■ EXERCISE DETAILS
Set down the entries once more, exactly as they are written.

(Stored records)
[Start of Attachment]

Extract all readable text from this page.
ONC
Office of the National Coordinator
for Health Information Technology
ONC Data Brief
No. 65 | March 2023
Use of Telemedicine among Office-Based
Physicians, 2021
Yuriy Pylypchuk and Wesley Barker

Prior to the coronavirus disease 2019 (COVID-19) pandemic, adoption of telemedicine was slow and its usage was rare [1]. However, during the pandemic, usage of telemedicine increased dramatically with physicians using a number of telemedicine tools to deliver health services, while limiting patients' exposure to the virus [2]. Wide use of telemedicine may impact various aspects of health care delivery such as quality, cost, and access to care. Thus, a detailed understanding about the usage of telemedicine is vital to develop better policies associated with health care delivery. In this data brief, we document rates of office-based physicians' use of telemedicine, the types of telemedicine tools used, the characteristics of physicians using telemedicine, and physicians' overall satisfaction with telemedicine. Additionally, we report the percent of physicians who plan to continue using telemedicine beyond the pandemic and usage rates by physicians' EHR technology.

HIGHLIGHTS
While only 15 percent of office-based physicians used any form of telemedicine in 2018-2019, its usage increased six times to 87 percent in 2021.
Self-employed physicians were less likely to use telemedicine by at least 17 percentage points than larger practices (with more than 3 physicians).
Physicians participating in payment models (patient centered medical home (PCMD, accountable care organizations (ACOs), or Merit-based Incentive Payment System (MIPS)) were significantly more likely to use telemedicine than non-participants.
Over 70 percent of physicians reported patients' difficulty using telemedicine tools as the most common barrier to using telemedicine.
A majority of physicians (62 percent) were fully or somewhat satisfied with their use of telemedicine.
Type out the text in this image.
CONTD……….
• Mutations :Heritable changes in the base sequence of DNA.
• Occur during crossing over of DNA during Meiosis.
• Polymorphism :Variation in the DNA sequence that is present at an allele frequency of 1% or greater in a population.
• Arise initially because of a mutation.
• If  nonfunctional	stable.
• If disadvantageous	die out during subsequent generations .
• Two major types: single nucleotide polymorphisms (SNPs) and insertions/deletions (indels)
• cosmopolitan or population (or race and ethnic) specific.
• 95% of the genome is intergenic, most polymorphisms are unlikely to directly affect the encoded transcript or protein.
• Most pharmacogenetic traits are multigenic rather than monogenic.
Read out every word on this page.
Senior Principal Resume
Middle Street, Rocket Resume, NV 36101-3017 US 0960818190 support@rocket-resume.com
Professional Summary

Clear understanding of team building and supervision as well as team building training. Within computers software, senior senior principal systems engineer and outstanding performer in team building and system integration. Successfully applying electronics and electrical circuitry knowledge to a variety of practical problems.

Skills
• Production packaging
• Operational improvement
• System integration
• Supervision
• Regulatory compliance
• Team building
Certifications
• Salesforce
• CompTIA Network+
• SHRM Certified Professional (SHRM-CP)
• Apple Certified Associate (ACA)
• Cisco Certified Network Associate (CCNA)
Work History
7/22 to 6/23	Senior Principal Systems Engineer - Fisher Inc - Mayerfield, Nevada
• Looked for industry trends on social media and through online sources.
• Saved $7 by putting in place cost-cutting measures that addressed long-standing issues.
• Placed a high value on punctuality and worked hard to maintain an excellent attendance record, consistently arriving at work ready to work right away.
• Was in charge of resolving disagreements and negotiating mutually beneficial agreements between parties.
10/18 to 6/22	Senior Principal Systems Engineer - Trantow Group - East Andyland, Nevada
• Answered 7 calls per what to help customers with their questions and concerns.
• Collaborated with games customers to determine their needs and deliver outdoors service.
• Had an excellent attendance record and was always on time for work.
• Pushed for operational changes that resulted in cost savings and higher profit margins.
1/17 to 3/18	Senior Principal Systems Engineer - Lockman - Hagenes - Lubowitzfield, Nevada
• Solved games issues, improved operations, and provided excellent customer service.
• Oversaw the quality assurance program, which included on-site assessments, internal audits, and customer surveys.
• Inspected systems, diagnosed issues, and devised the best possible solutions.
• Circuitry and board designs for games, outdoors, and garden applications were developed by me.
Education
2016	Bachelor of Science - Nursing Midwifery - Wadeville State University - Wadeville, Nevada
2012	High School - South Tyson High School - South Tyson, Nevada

[End of Attachment]

■ ANSWER SPACE
Extract all readable text from this page.
ONC
Office of the National Coordinator
for Health Information Technology
ONC Data Brief
No. 65 | March 2023
Use of Telemedicine among Office-Based
Physicians, 2021
Yuriy Pylypchuk and Wesley Barker

Prior to the coronavirus disease 2019 (COVID-19) pandemic, adoption of telemedicine was slow and its usage was rare [1]. However, during the pandemic, usage of telemedicine increased dramatically with physicians using a number of telemedicine tools to deliver health services, while limiting patients' exposure to the virus [2]. Wide use of telemedicine may impact various aspects of health care delivery such as quality, cost, and access to care. Thus, a detailed understanding about the usage of telemedicine is vital to develop better policies associated with health care delivery. In this data brief, we document rates of office-based physicians' use of telemedicine, the types of telemedicine tools used, the characteristics of physicians using telemedicine, and physicians' overall satisfaction with telemedicine. Additionally, we report the percent of physicians who plan to continue using telemedicine beyond the pandemic and usage rates by physicians' EHR technology.

HIGHLIGHTS
While only 15 percent of office-based physicians used any form of telemedicine in 2018-2019, its usage increased six times to 87 percent in 2021.
Self-employed physicians were less likely to use telemedicine by at least 17 percentage points than larger practices (with more than 3 physicians).
Physicians participating in payment models (patient centered medical home (PCMD, accountable care organizations (ACOs), or Merit-based Incentive Payment System (MIPS)) were significantly more likely to use telemedicine than non-participants.
Over 70 percent of physicians reported patients' difficulty using telemedicine tools as the most common barrier to using telemedicine.
A majority of physicians (62 percent) were fully or somewhat satisfied with their use of telemedicine.
Type out the text in this image.
CONTD……….
• Mutations :Heritable changes in the base sequence of DNA.
• Occur during crossing over of DNA during Meiosis.
• Polymorphism :Variation in the DNA sequence that is present at an allele frequency of 1% or greater in a population.
• Arise initially because of a mutation.
• If  nonfunctional	stable.
• If disadvantageous	die out during subsequent generations .
• Two major types: single nucleotide polymorphisms (SNPs) and insertions/deletions (indels)
• cosmopolitan or population (or race and ethnic) specific.
• 95% of the genome is intergenic, most polymorphisms are unlikely to directly affect the encoded transcript or protein.
• Most pharmacogenetic traits are multigenic rather than monogenic.
Read out every word on this page.
Senior Principal Resume
Middle Street, Rocket Resume, NV 36101-3017 US 0960818190 support@rocket-resume.com
Professional Summary

Clear understanding of team building and supervision as well as team building training. Within computers software, senior senior principal systems engineer and outstanding performer in team building and system integration. Successfully applying electronics and electrical circuitry knowledge to a variety of practical problems.

Skills
• Production packaging
• Operational improvement
• System integration
• Supervision
• Regulatory compliance
• Team building
Certifications
• Salesforce
• CompTIA Network+
• SHRM Certified Professional (SHRM-CP)
• Apple Certified Associate (ACA)
• Cisco Certified Network Associate (CCNA)
Work History
7/22 to 6/23	Senior Principal Systems Engineer - Fisher Inc - Mayerfield, Nevada
• Looked for industry trends on social media and through online sources.
• Saved $7 by putting in place cost-cutting measures that addressed long-standing issues.
• Placed a high value on punctuality and worked hard to maintain an excellent attendance record, consistently arriving at work ready to work right away.
• Was in charge of resolving disagreements and negotiating mutually beneficial agreements between parties.
10/18 to 6/22	Senior Principal Systems Engineer - Trantow Group - East Andyland, Nevada
• Answered 7 calls per what to help customers with their questions and concerns.
• Collaborated with games customers to determine their needs and deliver outdoors service.
• Had an excellent attendance record and was always on time for work.
• Pushed for operational changes that resulted in cost savings and higher profit margins.
1/17 to 3/18	Senior Principal Systems Engineer - Lockman - Hagenes - Lubowitzfield, Nevada
• Solved games issues, improved operations, and provided excellent customer service.
• Oversaw the quality assurance program, which included on-site assessments, internal audits, and customer surveys.
• Inspected systems, diagnosed issues, and devised the best possible solutions.
• Circuitry and board designs for games, outdoors, and garden applications were developed by me.
Education
2016	Bachelor of Science - Nursing Midwifery - Wadeville State University - Wadeville, Nevada
2012	High School - South Tyson High School - South Tyson, Nevada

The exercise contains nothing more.